- Work to do
Find the line that contains "Convert this document image to plain text." in the entries below. Restate it and every line after it, word for word, with no pictures.

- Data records
┌──

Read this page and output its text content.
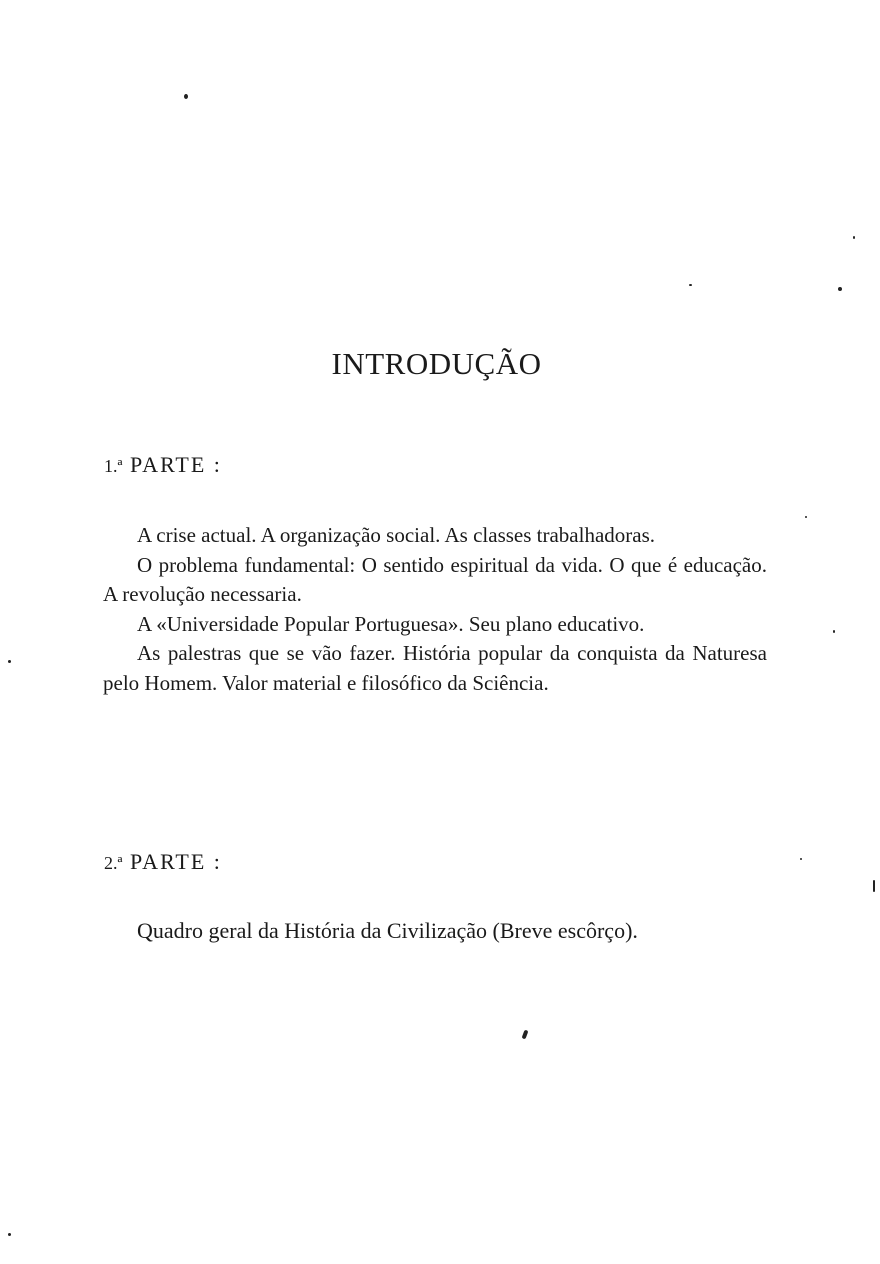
INTRODUÇÃO
1.ª PARTE :

A crise actual. A organização social. As classes trabalhadoras.

O problema fundamental: O sentido espiritual da vida. O que é educação. A revolução necessaria.

A «Universidade Popular Portuguesa». Seu plano educativo.

As palestras que se vão fazer. História popular da conquista da Naturesa pelo Homem. Valor material e filosófico da Sciência.

2.ª PARTE :

Quadro geral da História da Civilização (Breve escôrço).
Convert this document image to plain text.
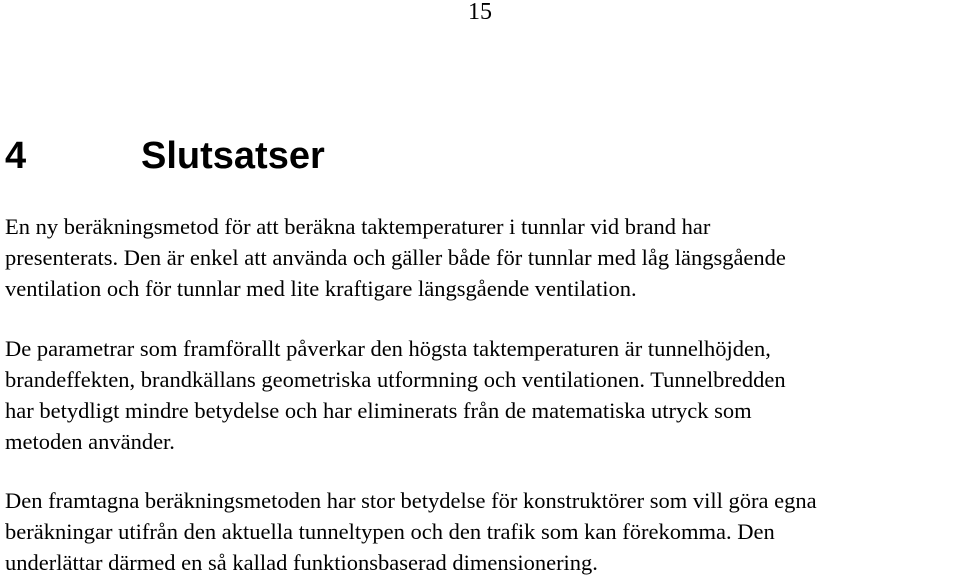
15
4	Slutsatser

En ny beräkningsmetod för att beräkna taktemperaturer i tunnlar vid brand har
presenterats. Den är enkel att använda och gäller både för tunnlar med låg längsgående
ventilation och för tunnlar med lite kraftigare längsgående ventilation.

De parametrar som framförallt påverkar den högsta taktemperaturen är tunnelhöjden,
brandeffekten, brandkällans geometriska utformning och ventilationen. Tunnelbredden
har betydligt mindre betydelse och har eliminerats från de matematiska utryck som
metoden använder.

Den framtagna beräkningsmetoden har stor betydelse för konstruktörer som vill göra egna
beräkningar utifrån den aktuella tunneltypen och den trafik som kan förekomma. Den
underlättar därmed en så kallad funktionsbaserad dimensionering.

└──

- Expected answer
Convert this document image to plain text.
15
4	Slutsatser

En ny beräkningsmetod för att beräkna taktemperaturer i tunnlar vid brand har
presenterats. Den är enkel att använda och gäller både för tunnlar med låg längsgående
ventilation och för tunnlar med lite kraftigare längsgående ventilation.

De parametrar som framförallt påverkar den högsta taktemperaturen är tunnelhöjden,
brandeffekten, brandkällans geometriska utformning och ventilationen. Tunnelbredden
har betydligt mindre betydelse och har eliminerats från de matematiska utryck som
metoden använder.

Den framtagna beräkningsmetoden har stor betydelse för konstruktörer som vill göra egna
beräkningar utifrån den aktuella tunneltypen och den trafik som kan förekomma. Den
underlättar därmed en så kallad funktionsbaserad dimensionering.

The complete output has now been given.